Work required. Repeat the material below word for word and leave out all pictures.

Exercise inputs.
"""

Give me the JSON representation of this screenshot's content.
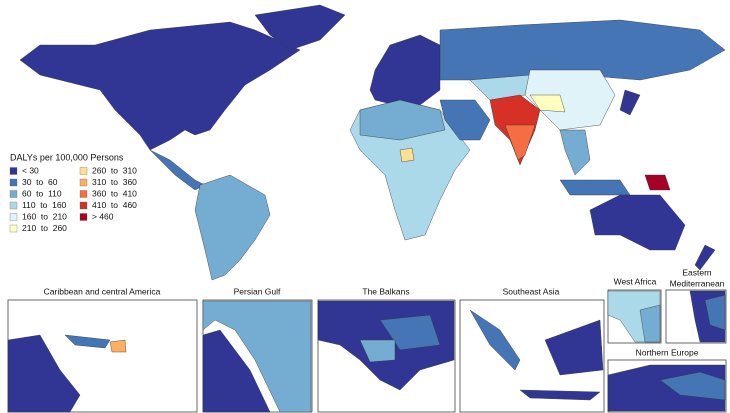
{
  "legend": {
    "title": "DALYs per 100,000 Persons",
    "items": [
      {
        "label": "< 30",
        "color": "#313695"
      },
      {
        "label": "30  to  60",
        "color": "#4575b4"
      },
      {
        "label": "60  to  110",
        "color": "#74add1"
      },
      {
        "label": "110  to  160",
        "color": "#abd9e9"
      },
      {
        "label": "160  to  210",
        "color": "#e0f3f8"
      },
      {
        "label": "210  to  260",
        "color": "#ffffbf"
      },
      {
        "label": "260  to  310",
        "color": "#fee090"
      },
      {
        "label": "310  to  360",
        "color": "#fdae61"
      },
      {
        "label": "360  to  410",
        "color": "#f46d43"
      },
      {
        "label": "410  to  460",
        "color": "#d73027"
      },
      {
        "label": "> 460",
        "color": "#a50026"
      }
    ]
  },
  "insets": [
    {
      "title": "Caribbean and central America"
    },
    {
      "title": "Persian Gulf"
    },
    {
      "title": "The Balkans"
    },
    {
      "title": "Southeast Asia"
    },
    {
      "title": "West Africa"
    },
    {
      "lines": [
        "Eastern",
        "Mediterranean"
      ]
    },
    {
      "title": "Northern Europe"
    }
  ]
}
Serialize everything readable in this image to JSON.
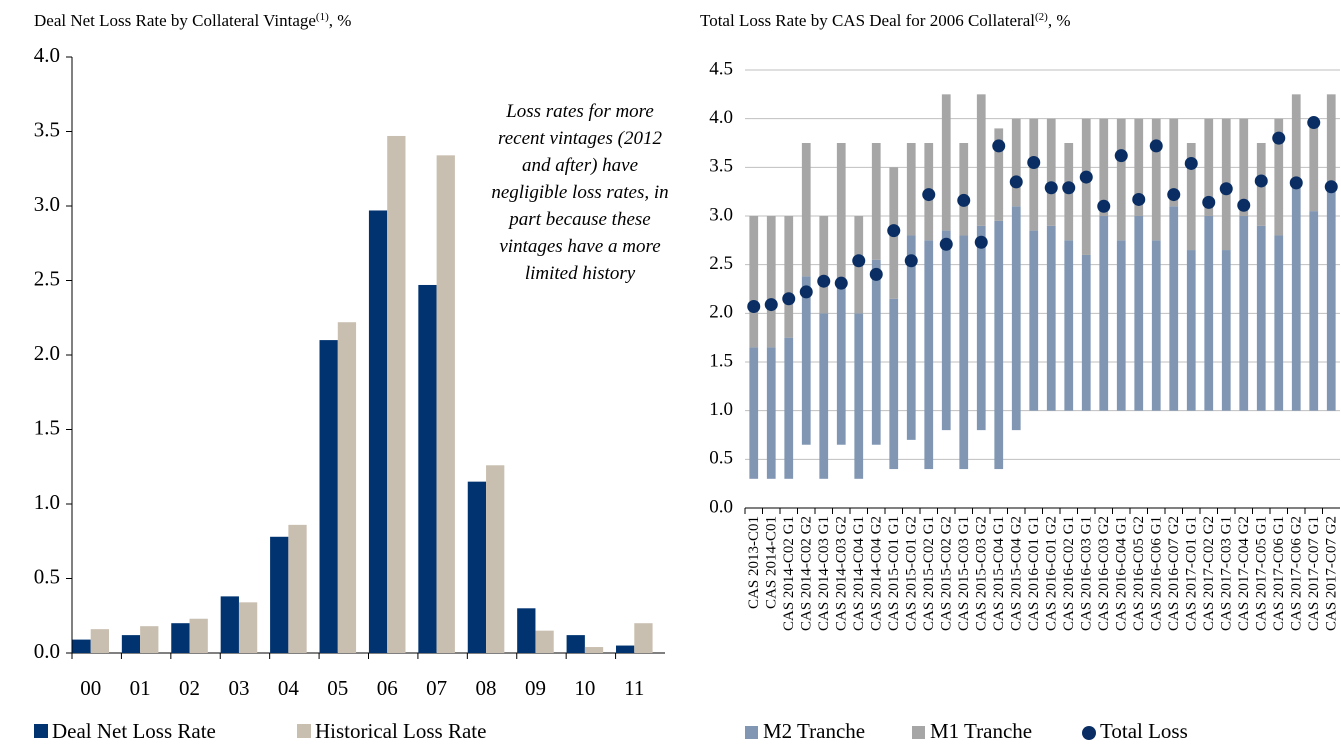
{
  "chart_data": [
    {
      "type": "bar",
      "title": "Deal Net Loss Rate by Collateral Vintage",
      "title_note": "(1)",
      "title_unit": ", %",
      "annotation": "Loss rates for more recent vintages (2012 and after) have negligible loss rates, in part because these vintages have a more limited history",
      "categories": [
        "00",
        "01",
        "02",
        "03",
        "04",
        "05",
        "06",
        "07",
        "08",
        "09",
        "10",
        "11"
      ],
      "series": [
        {
          "name": "Deal Net Loss Rate",
          "color": "#003370",
          "values": [
            0.09,
            0.12,
            0.2,
            0.38,
            0.78,
            2.1,
            2.97,
            2.47,
            1.15,
            0.3,
            0.12,
            0.05
          ]
        },
        {
          "name": "Historical Loss Rate",
          "color": "#c9bfb0",
          "values": [
            0.16,
            0.18,
            0.23,
            0.34,
            0.86,
            2.22,
            3.47,
            3.34,
            1.26,
            0.15,
            0.04,
            0.2
          ]
        }
      ],
      "ylim": [
        0,
        4
      ],
      "yticks": [
        {
          "value": 0,
          "label": "0.0"
        },
        0.5,
        {
          "value": 1,
          "label": "1.0"
        },
        1.5,
        {
          "value": 2,
          "label": "2.0"
        },
        2.5,
        {
          "value": 3,
          "label": "3.0"
        },
        3.5,
        {
          "value": 4,
          "label": "4.0"
        }
      ],
      "grid": false,
      "legend": "bottom"
    },
    {
      "type": "bar",
      "stacked": true,
      "title": "Total Loss Rate by CAS Deal for 2006 Collateral",
      "title_note": "(2)",
      "title_unit": ", %",
      "categories": [
        "CAS 2013-C01",
        "CAS 2014-C01",
        "CAS 2014-C02 G1",
        "CAS 2014-C02 G2",
        "CAS 2014-C03 G1",
        "CAS 2014-C03 G2",
        "CAS 2014-C04 G1",
        "CAS 2014-C04 G2",
        "CAS 2015-C01 G1",
        "CAS 2015-C01 G2",
        "CAS 2015-C02 G1",
        "CAS 2015-C02 G2",
        "CAS 2015-C03 G1",
        "CAS 2015-C03 G2",
        "CAS 2015-C04 G1",
        "CAS 2015-C04 G2",
        "CAS 2016-C01 G1",
        "CAS 2016-C01 G2",
        "CAS 2016-C02 G1",
        "CAS 2016-C03 G1",
        "CAS 2016-C03 G2",
        "CAS 2016-C04 G1",
        "CAS 2016-C05 G2",
        "CAS 2016-C06 G1",
        "CAS 2016-C07 G2",
        "CAS 2017-C01 G1",
        "CAS 2017-C02 G2",
        "CAS 2017-C03 G1",
        "CAS 2017-C04 G2",
        "CAS 2017-C05 G1",
        "CAS 2017-C06 G1",
        "CAS 2017-C06 G2",
        "CAS 2017-C07 G1",
        "CAS 2017-C07 G2"
      ],
      "base": [
        0.3,
        0.3,
        0.3,
        0.65,
        0.3,
        0.65,
        0.3,
        0.65,
        0.4,
        0.7,
        0.4,
        0.8,
        0.4,
        0.8,
        0.4,
        0.8,
        1,
        1,
        1,
        1,
        1,
        1,
        1,
        1,
        1,
        1,
        1,
        1,
        1,
        1,
        1,
        1,
        1,
        1
      ],
      "series": [
        {
          "name": "M2 Tranche",
          "color": "#8096b3",
          "values": [
            1.35,
            1.35,
            1.45,
            1.73,
            1.7,
            1.67,
            1.7,
            1.9,
            1.75,
            2.1,
            2.35,
            2.05,
            2.4,
            2.1,
            2.55,
            2.3,
            1.85,
            1.9,
            1.75,
            1.6,
            2,
            1.75,
            2,
            1.75,
            2.1,
            1.65,
            2,
            1.65,
            2,
            1.9,
            1.8,
            2.3,
            2.05,
            2.25
          ]
        },
        {
          "name": "M1 Tranche",
          "color": "#a6a6a6",
          "values": [
            1.35,
            1.35,
            1.25,
            1.37,
            1,
            1.43,
            1,
            1.2,
            1.35,
            0.95,
            1,
            1.4,
            0.95,
            1.35,
            0.95,
            0.9,
            1.15,
            1.1,
            1,
            1.4,
            1,
            1.25,
            1,
            1.25,
            0.9,
            1.1,
            1,
            1.35,
            1,
            0.85,
            1.2,
            0.95,
            0.95,
            1
          ]
        },
        {
          "name": "Total Loss",
          "type": "scatter",
          "color": "#0a2e63",
          "values": [
            2.07,
            2.09,
            2.15,
            2.22,
            2.33,
            2.31,
            2.54,
            2.4,
            2.85,
            2.54,
            3.22,
            2.71,
            3.16,
            2.73,
            3.72,
            3.35,
            3.55,
            3.29,
            3.29,
            3.4,
            3.1,
            3.62,
            3.17,
            3.72,
            3.22,
            3.54,
            3.14,
            3.28,
            3.11,
            3.36,
            3.8,
            3.34,
            3.96,
            3.3
          ]
        }
      ],
      "ylim": [
        0,
        4.5
      ],
      "yticks": [
        {
          "value": 0,
          "label": "0.0"
        },
        0.5,
        {
          "value": 1,
          "label": "1.0"
        },
        1.5,
        {
          "value": 2,
          "label": "2.0"
        },
        2.5,
        {
          "value": 3,
          "label": "3.0"
        },
        3.5,
        {
          "value": 4,
          "label": "4.0"
        },
        4.5
      ],
      "grid": true,
      "legend": "bottom"
    }
  ]
}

"""

Final result.
Give me the JSON representation of this screenshot's content.
{
  "legend": {
    "title": "DALYs per 100,000 Persons",
    "items": [
      {
        "label": "< 30",
        "color": "#313695"
      },
      {
        "label": "30  to  60",
        "color": "#4575b4"
      },
      {
        "label": "60  to  110",
        "color": "#74add1"
      },
      {
        "label": "110  to  160",
        "color": "#abd9e9"
      },
      {
        "label": "160  to  210",
        "color": "#e0f3f8"
      },
      {
        "label": "210  to  260",
        "color": "#ffffbf"
      },
      {
        "label": "260  to  310",
        "color": "#fee090"
      },
      {
        "label": "310  to  360",
        "color": "#fdae61"
      },
      {
        "label": "360  to  410",
        "color": "#f46d43"
      },
      {
        "label": "410  to  460",
        "color": "#d73027"
      },
      {
        "label": "> 460",
        "color": "#a50026"
      }
    ]
  },
  "insets": [
    {
      "title": "Caribbean and central America"
    },
    {
      "title": "Persian Gulf"
    },
    {
      "title": "The Balkans"
    },
    {
      "title": "Southeast Asia"
    },
    {
      "title": "West Africa"
    },
    {
      "lines": [
        "Eastern",
        "Mediterranean"
      ]
    },
    {
      "title": "Northern Europe"
    }
  ]
}
Serialize everything readable in this image to JSON.
{
  "chart_data": [
    {
      "type": "bar",
      "title": "Deal Net Loss Rate by Collateral Vintage",
      "title_note": "(1)",
      "title_unit": ", %",
      "annotation": "Loss rates for more recent vintages (2012 and after) have negligible loss rates, in part because these vintages have a more limited history",
      "categories": [
        "00",
        "01",
        "02",
        "03",
        "04",
        "05",
        "06",
        "07",
        "08",
        "09",
        "10",
        "11"
      ],
      "series": [
        {
          "name": "Deal Net Loss Rate",
          "color": "#003370",
          "values": [
            0.09,
            0.12,
            0.2,
            0.38,
            0.78,
            2.1,
            2.97,
            2.47,
            1.15,
            0.3,
            0.12,
            0.05
          ]
        },
        {
          "name": "Historical Loss Rate",
          "color": "#c9bfb0",
          "values": [
            0.16,
            0.18,
            0.23,
            0.34,
            0.86,
            2.22,
            3.47,
            3.34,
            1.26,
            0.15,
            0.04,
            0.2
          ]
        }
      ],
      "ylim": [
        0,
        4
      ],
      "yticks": [
        {
          "value": 0,
          "label": "0.0"
        },
        0.5,
        {
          "value": 1,
          "label": "1.0"
        },
        1.5,
        {
          "value": 2,
          "label": "2.0"
        },
        2.5,
        {
          "value": 3,
          "label": "3.0"
        },
        3.5,
        {
          "value": 4,
          "label": "4.0"
        }
      ],
      "grid": false,
      "legend": "bottom"
    },
    {
      "type": "bar",
      "stacked": true,
      "title": "Total Loss Rate by CAS Deal for 2006 Collateral",
      "title_note": "(2)",
      "title_unit": ", %",
      "categories": [
        "CAS 2013-C01",
        "CAS 2014-C01",
        "CAS 2014-C02 G1",
        "CAS 2014-C02 G2",
        "CAS 2014-C03 G1",
        "CAS 2014-C03 G2",
        "CAS 2014-C04 G1",
        "CAS 2014-C04 G2",
        "CAS 2015-C01 G1",
        "CAS 2015-C01 G2",
        "CAS 2015-C02 G1",
        "CAS 2015-C02 G2",
        "CAS 2015-C03 G1",
        "CAS 2015-C03 G2",
        "CAS 2015-C04 G1",
        "CAS 2015-C04 G2",
        "CAS 2016-C01 G1",
        "CAS 2016-C01 G2",
        "CAS 2016-C02 G1",
        "CAS 2016-C03 G1",
        "CAS 2016-C03 G2",
        "CAS 2016-C04 G1",
        "CAS 2016-C05 G2",
        "CAS 2016-C06 G1",
        "CAS 2016-C07 G2",
        "CAS 2017-C01 G1",
        "CAS 2017-C02 G2",
        "CAS 2017-C03 G1",
        "CAS 2017-C04 G2",
        "CAS 2017-C05 G1",
        "CAS 2017-C06 G1",
        "CAS 2017-C06 G2",
        "CAS 2017-C07 G1",
        "CAS 2017-C07 G2"
      ],
      "base": [
        0.3,
        0.3,
        0.3,
        0.65,
        0.3,
        0.65,
        0.3,
        0.65,
        0.4,
        0.7,
        0.4,
        0.8,
        0.4,
        0.8,
        0.4,
        0.8,
        1,
        1,
        1,
        1,
        1,
        1,
        1,
        1,
        1,
        1,
        1,
        1,
        1,
        1,
        1,
        1,
        1,
        1
      ],
      "series": [
        {
          "name": "M2 Tranche",
          "color": "#8096b3",
          "values": [
            1.35,
            1.35,
            1.45,
            1.73,
            1.7,
            1.67,
            1.7,
            1.9,
            1.75,
            2.1,
            2.35,
            2.05,
            2.4,
            2.1,
            2.55,
            2.3,
            1.85,
            1.9,
            1.75,
            1.6,
            2,
            1.75,
            2,
            1.75,
            2.1,
            1.65,
            2,
            1.65,
            2,
            1.9,
            1.8,
            2.3,
            2.05,
            2.25
          ]
        },
        {
          "name": "M1 Tranche",
          "color": "#a6a6a6",
          "values": [
            1.35,
            1.35,
            1.25,
            1.37,
            1,
            1.43,
            1,
            1.2,
            1.35,
            0.95,
            1,
            1.4,
            0.95,
            1.35,
            0.95,
            0.9,
            1.15,
            1.1,
            1,
            1.4,
            1,
            1.25,
            1,
            1.25,
            0.9,
            1.1,
            1,
            1.35,
            1,
            0.85,
            1.2,
            0.95,
            0.95,
            1
          ]
        },
        {
          "name": "Total Loss",
          "type": "scatter",
          "color": "#0a2e63",
          "values": [
            2.07,
            2.09,
            2.15,
            2.22,
            2.33,
            2.31,
            2.54,
            2.4,
            2.85,
            2.54,
            3.22,
            2.71,
            3.16,
            2.73,
            3.72,
            3.35,
            3.55,
            3.29,
            3.29,
            3.4,
            3.1,
            3.62,
            3.17,
            3.72,
            3.22,
            3.54,
            3.14,
            3.28,
            3.11,
            3.36,
            3.8,
            3.34,
            3.96,
            3.3
          ]
        }
      ],
      "ylim": [
        0,
        4.5
      ],
      "yticks": [
        {
          "value": 0,
          "label": "0.0"
        },
        0.5,
        {
          "value": 1,
          "label": "1.0"
        },
        1.5,
        {
          "value": 2,
          "label": "2.0"
        },
        2.5,
        {
          "value": 3,
          "label": "3.0"
        },
        3.5,
        {
          "value": 4,
          "label": "4.0"
        },
        4.5
      ],
      "grid": true,
      "legend": "bottom"
    }
  ]
}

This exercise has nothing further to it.